Instructions to follow: Check each line of the records below and collect those holding "category".

[Items from a data source]
---

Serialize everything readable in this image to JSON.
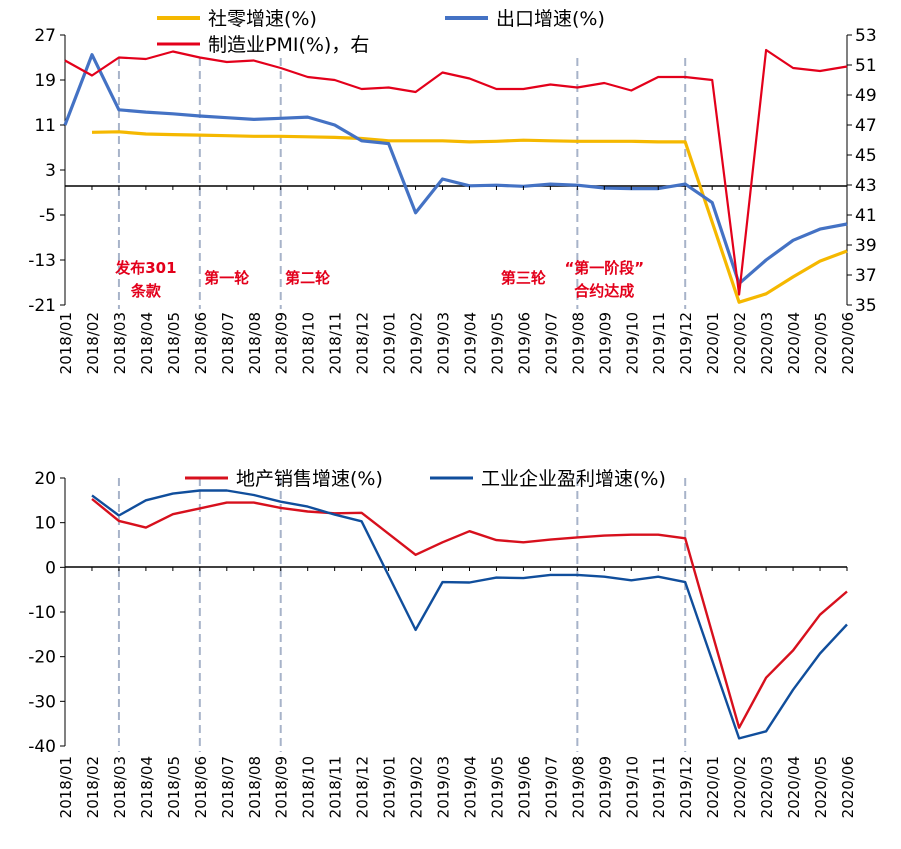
{
  "chart_data": [
    {
      "type": "line",
      "categories": [
        "2018/01",
        "2018/02",
        "2018/03",
        "2018/04",
        "2018/05",
        "2018/06",
        "2018/07",
        "2018/08",
        "2018/09",
        "2018/10",
        "2018/11",
        "2018/12",
        "2019/01",
        "2019/02",
        "2019/03",
        "2019/04",
        "2019/05",
        "2019/06",
        "2019/07",
        "2019/08",
        "2019/09",
        "2019/10",
        "2019/11",
        "2019/12",
        "2020/01",
        "2020/02",
        "2020/03",
        "2020/04",
        "2020/05",
        "2020/06"
      ],
      "yticks_left": [
        "27",
        "19",
        "11",
        "3",
        "-5",
        "-13",
        "-21"
      ],
      "yticks_right": [
        "53",
        "51",
        "49",
        "47",
        "45",
        "43",
        "41",
        "39",
        "37",
        "35"
      ],
      "ylim_left": [
        -21,
        27
      ],
      "ylim_right": [
        35,
        53
      ],
      "legend": [
        "社零增速(%)",
        "出口增速(%)",
        "制造业PMI(%)，右"
      ],
      "series": [
        {
          "name": "社零增速(%)",
          "axis": "left",
          "color": "#f5b800",
          "values": [
            null,
            9.7,
            9.8,
            9.4,
            9.3,
            9.2,
            9.1,
            9.0,
            9.0,
            8.9,
            8.8,
            8.6,
            8.2,
            8.2,
            8.2,
            8.0,
            8.1,
            8.3,
            8.2,
            8.1,
            8.1,
            8.1,
            8.0,
            8.0,
            null,
            -20.5,
            -19.0,
            -16.0,
            -13.2,
            -11.4
          ]
        },
        {
          "name": "出口增速(%)",
          "axis": "left",
          "color": "#4472c4",
          "values": [
            11.0,
            23.5,
            13.7,
            13.3,
            13.0,
            12.6,
            12.3,
            12.0,
            12.2,
            12.4,
            11.0,
            8.2,
            7.7,
            -4.6,
            1.4,
            0.2,
            0.3,
            0.1,
            0.5,
            0.3,
            -0.2,
            -0.3,
            -0.3,
            0.5,
            -2.8,
            -17.2,
            -13.0,
            -9.5,
            -7.5,
            -6.6
          ]
        },
        {
          "name": "制造业PMI(%)，右",
          "axis": "right",
          "color": "#e3001b",
          "values": [
            51.3,
            50.3,
            51.5,
            51.4,
            51.9,
            51.5,
            51.2,
            51.3,
            50.8,
            50.2,
            50.0,
            49.4,
            49.5,
            49.2,
            50.5,
            50.1,
            49.4,
            49.4,
            49.7,
            49.5,
            49.8,
            49.3,
            50.2,
            50.2,
            50.0,
            35.7,
            52.0,
            50.8,
            50.6,
            50.9
          ]
        }
      ],
      "annotations": [
        {
          "text": "发布301",
          "category": "2018/04"
        },
        {
          "text": "条款",
          "category": "2018/04"
        },
        {
          "text": "第一轮",
          "category": "2018/07"
        },
        {
          "text": "第二轮",
          "category": "2018/10"
        },
        {
          "text": "第三轮",
          "category": "2019/06"
        },
        {
          "text": "“第一阶段”",
          "category": "2019/09"
        },
        {
          "text": "合约达成",
          "category": "2019/09"
        }
      ],
      "event_markers": [
        "2018/03",
        "2018/06",
        "2018/09",
        "2019/08",
        "2019/12"
      ]
    },
    {
      "type": "line",
      "categories": [
        "2018/01",
        "2018/02",
        "2018/03",
        "2018/04",
        "2018/05",
        "2018/06",
        "2018/07",
        "2018/08",
        "2018/09",
        "2018/10",
        "2018/11",
        "2018/12",
        "2019/01",
        "2019/02",
        "2019/03",
        "2019/04",
        "2019/05",
        "2019/06",
        "2019/07",
        "2019/08",
        "2019/09",
        "2019/10",
        "2019/11",
        "2019/12",
        "2020/01",
        "2020/02",
        "2020/03",
        "2020/04",
        "2020/05",
        "2020/06"
      ],
      "yticks": [
        "20",
        "10",
        "0",
        "-10",
        "-20",
        "-30",
        "-40"
      ],
      "ylim": [
        -40,
        20
      ],
      "legend": [
        "地产销售增速(%)",
        "工业企业盈利增速(%)"
      ],
      "series": [
        {
          "name": "地产销售增速(%)",
          "color": "#d7101d",
          "values": [
            null,
            15.3,
            10.4,
            8.9,
            11.9,
            13.2,
            14.5,
            14.5,
            13.3,
            12.5,
            12.1,
            12.2,
            null,
            2.8,
            5.6,
            8.1,
            6.1,
            5.6,
            6.2,
            6.7,
            7.1,
            7.3,
            7.3,
            6.5,
            null,
            -35.9,
            -24.7,
            -18.6,
            -10.6,
            -5.4
          ]
        },
        {
          "name": "工业企业盈利增速(%)",
          "color": "#104e9c",
          "values": [
            null,
            16.1,
            11.6,
            15.0,
            16.5,
            17.2,
            17.2,
            16.2,
            14.7,
            13.6,
            11.8,
            10.3,
            null,
            -14.0,
            -3.3,
            -3.4,
            -2.3,
            -2.4,
            -1.7,
            -1.7,
            -2.1,
            -2.9,
            -2.1,
            -3.3,
            null,
            -38.3,
            -36.7,
            -27.4,
            -19.3,
            -12.8
          ]
        }
      ],
      "event_markers": [
        "2018/03",
        "2018/06",
        "2018/09",
        "2019/08",
        "2019/12"
      ]
    }
  ]
}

---

Exercise response:
          "category": "2018/04"
          "category": "2018/04"
          "category": "2018/07"
          "category": "2018/10"
          "category": "2019/06"
          "category": "2019/09"
          "category": "2019/09"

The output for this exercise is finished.